▸ ROWS:
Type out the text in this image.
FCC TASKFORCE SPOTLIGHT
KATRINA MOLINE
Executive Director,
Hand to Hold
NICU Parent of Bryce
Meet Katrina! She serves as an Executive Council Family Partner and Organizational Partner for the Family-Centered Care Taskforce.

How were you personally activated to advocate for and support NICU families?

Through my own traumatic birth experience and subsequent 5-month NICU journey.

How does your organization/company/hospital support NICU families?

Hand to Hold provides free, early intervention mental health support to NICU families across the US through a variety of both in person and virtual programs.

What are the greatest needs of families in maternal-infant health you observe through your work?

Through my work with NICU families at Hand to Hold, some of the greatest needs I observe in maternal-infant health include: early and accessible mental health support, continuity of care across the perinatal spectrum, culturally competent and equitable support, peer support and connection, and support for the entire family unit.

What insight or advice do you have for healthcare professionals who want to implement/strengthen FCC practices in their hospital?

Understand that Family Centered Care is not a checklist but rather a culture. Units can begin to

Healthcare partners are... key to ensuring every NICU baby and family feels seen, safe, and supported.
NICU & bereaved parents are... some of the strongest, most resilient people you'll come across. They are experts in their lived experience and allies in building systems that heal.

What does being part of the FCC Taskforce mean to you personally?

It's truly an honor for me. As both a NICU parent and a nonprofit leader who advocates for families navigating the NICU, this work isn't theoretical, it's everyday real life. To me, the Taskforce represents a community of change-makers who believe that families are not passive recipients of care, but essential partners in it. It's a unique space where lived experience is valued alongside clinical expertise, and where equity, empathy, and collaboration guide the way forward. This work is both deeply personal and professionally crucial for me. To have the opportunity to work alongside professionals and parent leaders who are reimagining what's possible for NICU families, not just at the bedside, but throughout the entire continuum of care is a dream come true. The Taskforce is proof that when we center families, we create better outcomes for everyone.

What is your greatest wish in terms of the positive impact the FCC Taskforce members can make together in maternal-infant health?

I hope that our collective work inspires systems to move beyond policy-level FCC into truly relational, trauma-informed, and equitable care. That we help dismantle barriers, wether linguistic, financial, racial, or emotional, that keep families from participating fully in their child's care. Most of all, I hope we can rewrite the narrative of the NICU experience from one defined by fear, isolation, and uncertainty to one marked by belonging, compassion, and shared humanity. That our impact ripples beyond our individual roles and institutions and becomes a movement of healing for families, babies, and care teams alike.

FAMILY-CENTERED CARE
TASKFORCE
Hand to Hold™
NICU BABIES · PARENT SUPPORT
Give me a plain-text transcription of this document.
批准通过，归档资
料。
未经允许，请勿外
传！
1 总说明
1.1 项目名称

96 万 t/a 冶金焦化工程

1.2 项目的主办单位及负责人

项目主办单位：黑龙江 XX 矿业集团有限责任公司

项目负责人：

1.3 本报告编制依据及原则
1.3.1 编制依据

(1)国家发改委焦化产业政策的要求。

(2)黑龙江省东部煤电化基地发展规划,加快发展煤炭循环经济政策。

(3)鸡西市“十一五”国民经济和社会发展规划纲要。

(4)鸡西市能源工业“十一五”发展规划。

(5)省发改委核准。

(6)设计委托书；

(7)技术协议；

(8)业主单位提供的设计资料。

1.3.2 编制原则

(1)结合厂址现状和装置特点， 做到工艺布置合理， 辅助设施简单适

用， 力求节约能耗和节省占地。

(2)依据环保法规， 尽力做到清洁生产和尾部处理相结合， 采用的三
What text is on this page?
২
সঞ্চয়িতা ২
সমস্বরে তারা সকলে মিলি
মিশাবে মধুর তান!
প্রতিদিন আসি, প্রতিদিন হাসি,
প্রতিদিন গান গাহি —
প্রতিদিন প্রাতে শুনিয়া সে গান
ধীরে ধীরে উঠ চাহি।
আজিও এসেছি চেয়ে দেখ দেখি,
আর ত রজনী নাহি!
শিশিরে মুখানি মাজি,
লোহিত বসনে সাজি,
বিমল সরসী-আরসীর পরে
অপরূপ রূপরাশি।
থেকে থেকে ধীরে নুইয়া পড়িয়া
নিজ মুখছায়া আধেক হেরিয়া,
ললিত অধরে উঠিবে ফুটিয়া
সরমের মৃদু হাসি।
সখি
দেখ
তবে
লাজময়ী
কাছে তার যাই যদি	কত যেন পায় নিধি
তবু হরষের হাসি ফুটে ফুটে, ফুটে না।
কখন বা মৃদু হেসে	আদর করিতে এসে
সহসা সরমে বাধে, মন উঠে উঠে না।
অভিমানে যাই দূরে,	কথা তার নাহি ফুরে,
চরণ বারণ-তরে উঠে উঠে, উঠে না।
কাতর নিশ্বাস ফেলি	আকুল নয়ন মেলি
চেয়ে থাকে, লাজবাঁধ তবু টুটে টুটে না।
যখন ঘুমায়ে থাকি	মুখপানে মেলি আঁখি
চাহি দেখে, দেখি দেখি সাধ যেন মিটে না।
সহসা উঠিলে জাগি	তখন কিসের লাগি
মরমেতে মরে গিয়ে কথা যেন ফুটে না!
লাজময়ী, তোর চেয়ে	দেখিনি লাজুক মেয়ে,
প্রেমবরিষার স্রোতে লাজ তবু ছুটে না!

▸ TO DO: Faithfully transcribe the whole of the data.

▸ RESPONSE:
Type out the text in this image.
FCC TASKFORCE SPOTLIGHT
KATRINA MOLINE
Executive Director,
Hand to Hold
NICU Parent of Bryce
Meet Katrina! She serves as an Executive Council Family Partner and Organizational Partner for the Family-Centered Care Taskforce.

How were you personally activated to advocate for and support NICU families?

Through my own traumatic birth experience and subsequent 5-month NICU journey.

How does your organization/company/hospital support NICU families?

Hand to Hold provides free, early intervention mental health support to NICU families across the US through a variety of both in person and virtual programs.

What are the greatest needs of families in maternal-infant health you observe through your work?

Through my work with NICU families at Hand to Hold, some of the greatest needs I observe in maternal-infant health include: early and accessible mental health support, continuity of care across the perinatal spectrum, culturally competent and equitable support, peer support and connection, and support for the entire family unit.

What insight or advice do you have for healthcare professionals who want to implement/strengthen FCC practices in their hospital?

Understand that Family Centered Care is not a checklist but rather a culture. Units can begin to

Healthcare partners are... key to ensuring every NICU baby and family feels seen, safe, and supported.
NICU & bereaved parents are... some of the strongest, most resilient people you'll come across. They are experts in their lived experience and allies in building systems that heal.

What does being part of the FCC Taskforce mean to you personally?

It's truly an honor for me. As both a NICU parent and a nonprofit leader who advocates for families navigating the NICU, this work isn't theoretical, it's everyday real life. To me, the Taskforce represents a community of change-makers who believe that families are not passive recipients of care, but essential partners in it. It's a unique space where lived experience is valued alongside clinical expertise, and where equity, empathy, and collaboration guide the way forward. This work is both deeply personal and professionally crucial for me. To have the opportunity to work alongside professionals and parent leaders who are reimagining what's possible for NICU families, not just at the bedside, but throughout the entire continuum of care is a dream come true. The Taskforce is proof that when we center families, we create better outcomes for everyone.

What is your greatest wish in terms of the positive impact the FCC Taskforce members can make together in maternal-infant health?

I hope that our collective work inspires systems to move beyond policy-level FCC into truly relational, trauma-informed, and equitable care. That we help dismantle barriers, wether linguistic, financial, racial, or emotional, that keep families from participating fully in their child's care. Most of all, I hope we can rewrite the narrative of the NICU experience from one defined by fear, isolation, and uncertainty to one marked by belonging, compassion, and shared humanity. That our impact ripples beyond our individual roles and institutions and becomes a movement of healing for families, babies, and care teams alike.

FAMILY-CENTERED CARE
TASKFORCE
Hand to Hold™
NICU BABIES · PARENT SUPPORT
Give me a plain-text transcription of this document.
批准通过，归档资
料。
未经允许，请勿外
传！
1 总说明
1.1 项目名称

96 万 t/a 冶金焦化工程

1.2 项目的主办单位及负责人

项目主办单位：黑龙江 XX 矿业集团有限责任公司

项目负责人：

1.3 本报告编制依据及原则
1.3.1 编制依据

(1)国家发改委焦化产业政策的要求。

(2)黑龙江省东部煤电化基地发展规划,加快发展煤炭循环经济政策。

(3)鸡西市“十一五”国民经济和社会发展规划纲要。

(4)鸡西市能源工业“十一五”发展规划。

(5)省发改委核准。

(6)设计委托书；

(7)技术协议；

(8)业主单位提供的设计资料。

1.3.2 编制原则

(1)结合厂址现状和装置特点， 做到工艺布置合理， 辅助设施简单适

用， 力求节约能耗和节省占地。

(2)依据环保法规， 尽力做到清洁生产和尾部处理相结合， 采用的三
What text is on this page?
২
সঞ্চয়িতা ২
সমস্বরে তারা সকলে মিলি
মিশাবে মধুর তান!
প্রতিদিন আসি, প্রতিদিন হাসি,
প্রতিদিন গান গাহি —
প্রতিদিন প্রাতে শুনিয়া সে গান
ধীরে ধীরে উঠ চাহি।
আজিও এসেছি চেয়ে দেখ দেখি,
আর ত রজনী নাহি!
শিশিরে মুখানি মাজি,
লোহিত বসনে সাজি,
বিমল সরসী-আরসীর পরে
অপরূপ রূপরাশি।
থেকে থেকে ধীরে নুইয়া পড়িয়া
নিজ মুখছায়া আধেক হেরিয়া,
ললিত অধরে উঠিবে ফুটিয়া
সরমের মৃদু হাসি।
সখি
দেখ
তবে
লাজময়ী
কাছে তার যাই যদি	কত যেন পায় নিধি
তবু হরষের হাসি ফুটে ফুটে, ফুটে না।
কখন বা মৃদু হেসে	আদর করিতে এসে
সহসা সরমে বাধে, মন উঠে উঠে না।
অভিমানে যাই দূরে,	কথা তার নাহি ফুরে,
চরণ বারণ-তরে উঠে উঠে, উঠে না।
কাতর নিশ্বাস ফেলি	আকুল নয়ন মেলি
চেয়ে থাকে, লাজবাঁধ তবু টুটে টুটে না।
যখন ঘুমায়ে থাকি	মুখপানে মেলি আঁখি
চাহি দেখে, দেখি দেখি সাধ যেন মিটে না।
সহসা উঠিলে জাগি	তখন কিসের লাগি
মরমেতে মরে গিয়ে কথা যেন ফুটে না!
লাজময়ী, তোর চেয়ে	দেখিনি লাজুক মেয়ে,
প্রেমবরিষার স্রোতে লাজ তবু ছুটে না!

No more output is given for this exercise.